▸ **Direction**: Your task is to reproduce the material exactly.

▸ **Supplied data**:
☆ ☆ ☆ ☆ ☆ ☆ ☆

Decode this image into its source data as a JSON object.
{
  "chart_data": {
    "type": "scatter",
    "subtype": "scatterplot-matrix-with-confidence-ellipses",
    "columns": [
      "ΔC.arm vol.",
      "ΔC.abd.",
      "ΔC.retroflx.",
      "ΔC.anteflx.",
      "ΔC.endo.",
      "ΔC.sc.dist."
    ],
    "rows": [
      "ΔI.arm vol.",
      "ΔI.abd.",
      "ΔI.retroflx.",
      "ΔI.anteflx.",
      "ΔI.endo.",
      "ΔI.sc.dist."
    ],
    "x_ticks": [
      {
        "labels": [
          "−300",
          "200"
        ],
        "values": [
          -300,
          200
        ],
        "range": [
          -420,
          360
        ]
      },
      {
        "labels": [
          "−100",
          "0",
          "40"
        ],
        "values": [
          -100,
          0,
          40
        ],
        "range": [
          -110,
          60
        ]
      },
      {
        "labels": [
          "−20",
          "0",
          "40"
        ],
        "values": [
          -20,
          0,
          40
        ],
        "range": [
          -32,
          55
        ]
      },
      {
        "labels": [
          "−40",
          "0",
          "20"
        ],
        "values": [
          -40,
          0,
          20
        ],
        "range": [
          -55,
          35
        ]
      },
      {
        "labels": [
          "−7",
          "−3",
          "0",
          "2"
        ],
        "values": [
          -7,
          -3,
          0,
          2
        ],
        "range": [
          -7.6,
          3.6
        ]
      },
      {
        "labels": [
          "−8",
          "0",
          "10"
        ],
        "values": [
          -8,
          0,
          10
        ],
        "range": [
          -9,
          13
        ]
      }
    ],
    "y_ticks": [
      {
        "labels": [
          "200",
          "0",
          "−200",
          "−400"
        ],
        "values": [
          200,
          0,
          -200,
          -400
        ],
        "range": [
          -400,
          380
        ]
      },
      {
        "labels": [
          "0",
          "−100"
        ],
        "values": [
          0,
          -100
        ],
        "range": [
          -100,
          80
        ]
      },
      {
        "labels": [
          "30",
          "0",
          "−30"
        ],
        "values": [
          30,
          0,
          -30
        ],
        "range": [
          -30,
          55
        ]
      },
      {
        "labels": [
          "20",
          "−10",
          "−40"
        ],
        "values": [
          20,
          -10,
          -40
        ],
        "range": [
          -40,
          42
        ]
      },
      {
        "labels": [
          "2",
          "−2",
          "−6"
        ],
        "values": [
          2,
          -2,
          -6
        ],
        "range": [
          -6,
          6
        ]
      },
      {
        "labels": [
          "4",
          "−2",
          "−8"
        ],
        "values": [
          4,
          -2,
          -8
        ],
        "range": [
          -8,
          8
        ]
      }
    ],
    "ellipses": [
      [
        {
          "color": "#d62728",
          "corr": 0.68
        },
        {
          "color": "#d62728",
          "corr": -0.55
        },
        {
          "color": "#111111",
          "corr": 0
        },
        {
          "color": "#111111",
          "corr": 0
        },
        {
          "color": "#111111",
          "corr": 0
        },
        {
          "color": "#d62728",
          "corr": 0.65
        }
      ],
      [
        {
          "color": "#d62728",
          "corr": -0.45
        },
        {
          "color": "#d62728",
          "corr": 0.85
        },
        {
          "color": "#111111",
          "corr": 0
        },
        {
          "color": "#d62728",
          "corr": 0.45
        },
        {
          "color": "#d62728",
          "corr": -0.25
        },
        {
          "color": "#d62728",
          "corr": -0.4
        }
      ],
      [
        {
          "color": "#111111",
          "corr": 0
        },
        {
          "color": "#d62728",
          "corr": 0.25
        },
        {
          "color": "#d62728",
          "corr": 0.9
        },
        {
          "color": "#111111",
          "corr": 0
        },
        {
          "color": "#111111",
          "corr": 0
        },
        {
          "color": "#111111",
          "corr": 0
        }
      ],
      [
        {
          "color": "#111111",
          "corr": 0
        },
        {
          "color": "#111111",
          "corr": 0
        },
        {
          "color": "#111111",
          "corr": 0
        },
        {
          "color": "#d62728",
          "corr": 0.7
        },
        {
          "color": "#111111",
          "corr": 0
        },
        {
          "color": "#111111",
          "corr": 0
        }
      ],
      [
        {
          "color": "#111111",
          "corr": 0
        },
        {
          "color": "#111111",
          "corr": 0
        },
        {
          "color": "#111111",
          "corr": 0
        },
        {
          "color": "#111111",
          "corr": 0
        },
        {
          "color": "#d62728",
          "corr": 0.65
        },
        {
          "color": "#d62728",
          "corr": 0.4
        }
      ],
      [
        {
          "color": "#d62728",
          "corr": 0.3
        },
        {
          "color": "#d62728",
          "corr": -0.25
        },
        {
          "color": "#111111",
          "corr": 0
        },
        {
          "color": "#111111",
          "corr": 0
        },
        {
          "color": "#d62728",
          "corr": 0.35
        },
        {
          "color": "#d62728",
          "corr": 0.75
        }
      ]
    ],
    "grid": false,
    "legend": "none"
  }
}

☆ ☆ ☆ ☆ ☆ ☆ ☆

▸ **Response to the exercise**:
Decode this image into its source data as a JSON object.
{
  "chart_data": {
    "type": "scatter",
    "subtype": "scatterplot-matrix-with-confidence-ellipses",
    "columns": [
      "ΔC.arm vol.",
      "ΔC.abd.",
      "ΔC.retroflx.",
      "ΔC.anteflx.",
      "ΔC.endo.",
      "ΔC.sc.dist."
    ],
    "rows": [
      "ΔI.arm vol.",
      "ΔI.abd.",
      "ΔI.retroflx.",
      "ΔI.anteflx.",
      "ΔI.endo.",
      "ΔI.sc.dist."
    ],
    "x_ticks": [
      {
        "labels": [
          "−300",
          "200"
        ],
        "values": [
          -300,
          200
        ],
        "range": [
          -420,
          360
        ]
      },
      {
        "labels": [
          "−100",
          "0",
          "40"
        ],
        "values": [
          -100,
          0,
          40
        ],
        "range": [
          -110,
          60
        ]
      },
      {
        "labels": [
          "−20",
          "0",
          "40"
        ],
        "values": [
          -20,
          0,
          40
        ],
        "range": [
          -32,
          55
        ]
      },
      {
        "labels": [
          "−40",
          "0",
          "20"
        ],
        "values": [
          -40,
          0,
          20
        ],
        "range": [
          -55,
          35
        ]
      },
      {
        "labels": [
          "−7",
          "−3",
          "0",
          "2"
        ],
        "values": [
          -7,
          -3,
          0,
          2
        ],
        "range": [
          -7.6,
          3.6
        ]
      },
      {
        "labels": [
          "−8",
          "0",
          "10"
        ],
        "values": [
          -8,
          0,
          10
        ],
        "range": [
          -9,
          13
        ]
      }
    ],
    "y_ticks": [
      {
        "labels": [
          "200",
          "0",
          "−200",
          "−400"
        ],
        "values": [
          200,
          0,
          -200,
          -400
        ],
        "range": [
          -400,
          380
        ]
      },
      {
        "labels": [
          "0",
          "−100"
        ],
        "values": [
          0,
          -100
        ],
        "range": [
          -100,
          80
        ]
      },
      {
        "labels": [
          "30",
          "0",
          "−30"
        ],
        "values": [
          30,
          0,
          -30
        ],
        "range": [
          -30,
          55
        ]
      },
      {
        "labels": [
          "20",
          "−10",
          "−40"
        ],
        "values": [
          20,
          -10,
          -40
        ],
        "range": [
          -40,
          42
        ]
      },
      {
        "labels": [
          "2",
          "−2",
          "−6"
        ],
        "values": [
          2,
          -2,
          -6
        ],
        "range": [
          -6,
          6
        ]
      },
      {
        "labels": [
          "4",
          "−2",
          "−8"
        ],
        "values": [
          4,
          -2,
          -8
        ],
        "range": [
          -8,
          8
        ]
      }
    ],
    "ellipses": [
      [
        {
          "color": "#d62728",
          "corr": 0.68
        },
        {
          "color": "#d62728",
          "corr": -0.55
        },
        {
          "color": "#111111",
          "corr": 0
        },
        {
          "color": "#111111",
          "corr": 0
        },
        {
          "color": "#111111",
          "corr": 0
        },
        {
          "color": "#d62728",
          "corr": 0.65
        }
      ],
      [
        {
          "color": "#d62728",
          "corr": -0.45
        },
        {
          "color": "#d62728",
          "corr": 0.85
        },
        {
          "color": "#111111",
          "corr": 0
        },
        {
          "color": "#d62728",
          "corr": 0.45
        },
        {
          "color": "#d62728",
          "corr": -0.25
        },
        {
          "color": "#d62728",
          "corr": -0.4
        }
      ],
      [
        {
          "color": "#111111",
          "corr": 0
        },
        {
          "color": "#d62728",
          "corr": 0.25
        },
        {
          "color": "#d62728",
          "corr": 0.9
        },
        {
          "color": "#111111",
          "corr": 0
        },
        {
          "color": "#111111",
          "corr": 0
        },
        {
          "color": "#111111",
          "corr": 0
        }
      ],
      [
        {
          "color": "#111111",
          "corr": 0
        },
        {
          "color": "#111111",
          "corr": 0
        },
        {
          "color": "#111111",
          "corr": 0
        },
        {
          "color": "#d62728",
          "corr": 0.7
        },
        {
          "color": "#111111",
          "corr": 0
        },
        {
          "color": "#111111",
          "corr": 0
        }
      ],
      [
        {
          "color": "#111111",
          "corr": 0
        },
        {
          "color": "#111111",
          "corr": 0
        },
        {
          "color": "#111111",
          "corr": 0
        },
        {
          "color": "#111111",
          "corr": 0
        },
        {
          "color": "#d62728",
          "corr": 0.65
        },
        {
          "color": "#d62728",
          "corr": 0.4
        }
      ],
      [
        {
          "color": "#d62728",
          "corr": 0.3
        },
        {
          "color": "#d62728",
          "corr": -0.25
        },
        {
          "color": "#111111",
          "corr": 0
        },
        {
          "color": "#111111",
          "corr": 0
        },
        {
          "color": "#d62728",
          "corr": 0.35
        },
        {
          "color": "#d62728",
          "corr": 0.75
        }
      ]
    ],
    "grid": false,
    "legend": "none"
  }
}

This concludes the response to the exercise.